++++ RECORDS FOR THIS EXERCISE

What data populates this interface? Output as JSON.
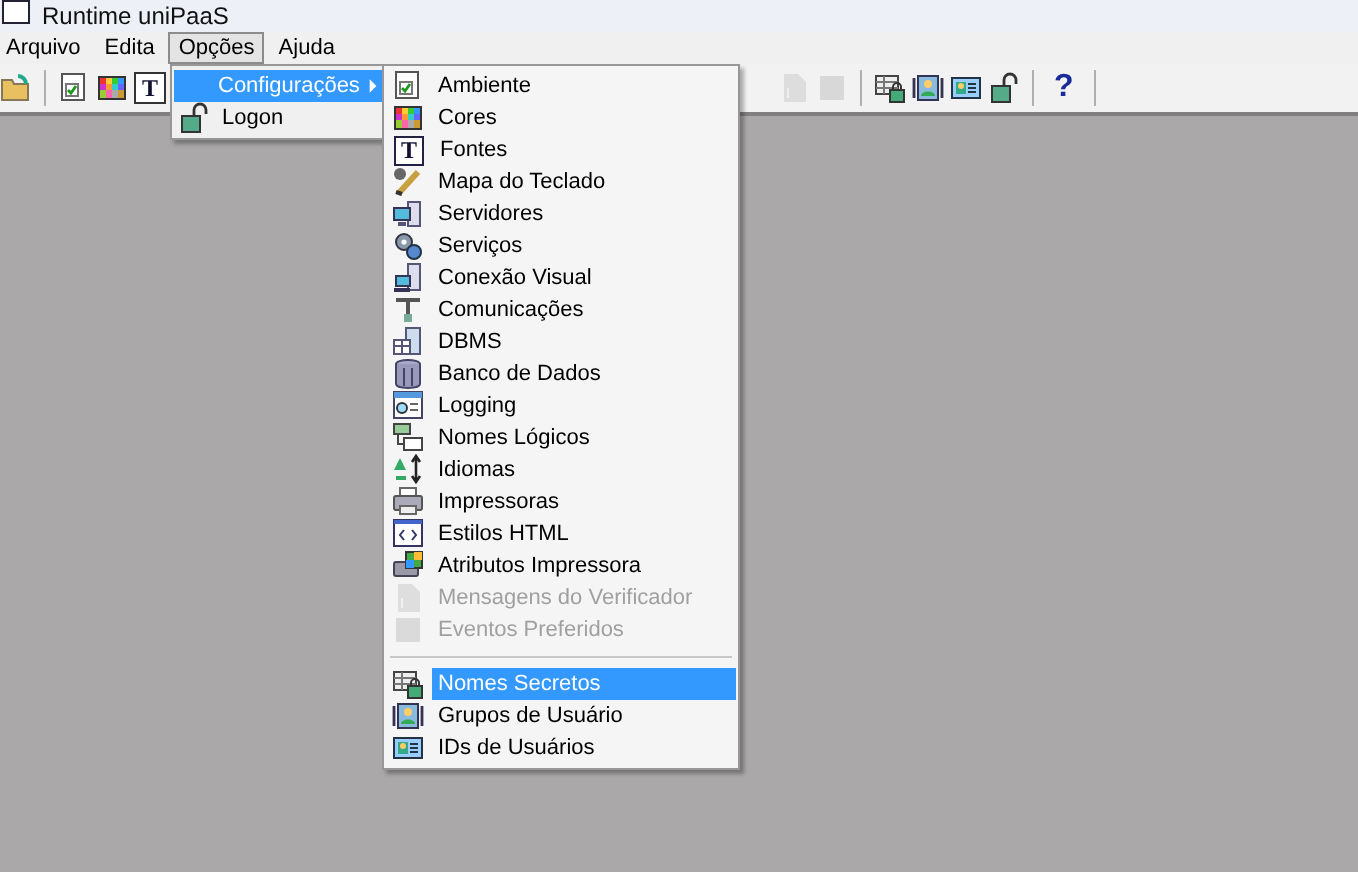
{
  "window": {
    "title": "Runtime uniPaaS"
  },
  "menubar": [
    {
      "label": "Arquivo",
      "selected": false
    },
    {
      "label": "Edita",
      "selected": false
    },
    {
      "label": "Opções",
      "selected": true
    },
    {
      "label": "Ajuda",
      "selected": false
    }
  ],
  "toolbar_left": [
    {
      "kind": "icon",
      "disabled": false
    },
    {
      "kind": "separator"
    },
    {
      "kind": "icon",
      "disabled": false
    },
    {
      "kind": "icon",
      "disabled": false
    },
    {
      "kind": "glyph",
      "text": "T",
      "disabled": false
    }
  ],
  "toolbar_right": [
    {
      "kind": "icon",
      "disabled": true
    },
    {
      "kind": "icon",
      "disabled": true
    },
    {
      "kind": "separator"
    },
    {
      "kind": "icon",
      "disabled": false
    },
    {
      "kind": "icon",
      "disabled": false
    },
    {
      "kind": "icon",
      "disabled": false
    },
    {
      "kind": "icon",
      "disabled": false
    },
    {
      "kind": "separator"
    },
    {
      "kind": "glyph",
      "text": "?",
      "disabled": false
    },
    {
      "kind": "separator"
    }
  ],
  "options_menu": [
    {
      "label": "Configurações",
      "selected": true,
      "submenu": true
    },
    {
      "label": "Logon",
      "selected": false,
      "submenu": false
    }
  ],
  "settings_submenu": [
    {
      "kind": "item",
      "label": "Ambiente",
      "selected": false,
      "disabled": false
    },
    {
      "kind": "item",
      "label": "Cores",
      "selected": false,
      "disabled": false
    },
    {
      "kind": "item",
      "label": "Fontes",
      "selected": false,
      "disabled": false,
      "icon_text": "T"
    },
    {
      "kind": "item",
      "label": "Mapa do Teclado",
      "selected": false,
      "disabled": false
    },
    {
      "kind": "item",
      "label": "Servidores",
      "selected": false,
      "disabled": false
    },
    {
      "kind": "item",
      "label": "Serviços",
      "selected": false,
      "disabled": false
    },
    {
      "kind": "item",
      "label": "Conexão Visual",
      "selected": false,
      "disabled": false
    },
    {
      "kind": "item",
      "label": "Comunicações",
      "selected": false,
      "disabled": false
    },
    {
      "kind": "item",
      "label": "DBMS",
      "selected": false,
      "disabled": false
    },
    {
      "kind": "item",
      "label": "Banco de Dados",
      "selected": false,
      "disabled": false
    },
    {
      "kind": "item",
      "label": "Logging",
      "selected": false,
      "disabled": false
    },
    {
      "kind": "item",
      "label": "Nomes Lógicos",
      "selected": false,
      "disabled": false
    },
    {
      "kind": "item",
      "label": "Idiomas",
      "selected": false,
      "disabled": false
    },
    {
      "kind": "item",
      "label": "Impressoras",
      "selected": false,
      "disabled": false
    },
    {
      "kind": "item",
      "label": "Estilos HTML",
      "selected": false,
      "disabled": false
    },
    {
      "kind": "item",
      "label": "Atributos Impressora",
      "selected": false,
      "disabled": false
    },
    {
      "kind": "item",
      "label": "Mensagens do Verificador",
      "selected": false,
      "disabled": true
    },
    {
      "kind": "item",
      "label": "Eventos Preferidos",
      "selected": false,
      "disabled": true
    },
    {
      "kind": "separator"
    },
    {
      "kind": "item",
      "label": "Nomes Secretos",
      "selected": true,
      "disabled": false
    },
    {
      "kind": "item",
      "label": "Grupos de Usuário",
      "selected": false,
      "disabled": false
    },
    {
      "kind": "item",
      "label": "IDs de Usuários",
      "selected": false,
      "disabled": false
    }
  ]
}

++++++++

**GOAL:**
Go through the listing above and list every line that has the word "Nomes".

**RESULT BELOW:**
      "label": "Nomes Lógicos",
      "label": "Nomes Secretos",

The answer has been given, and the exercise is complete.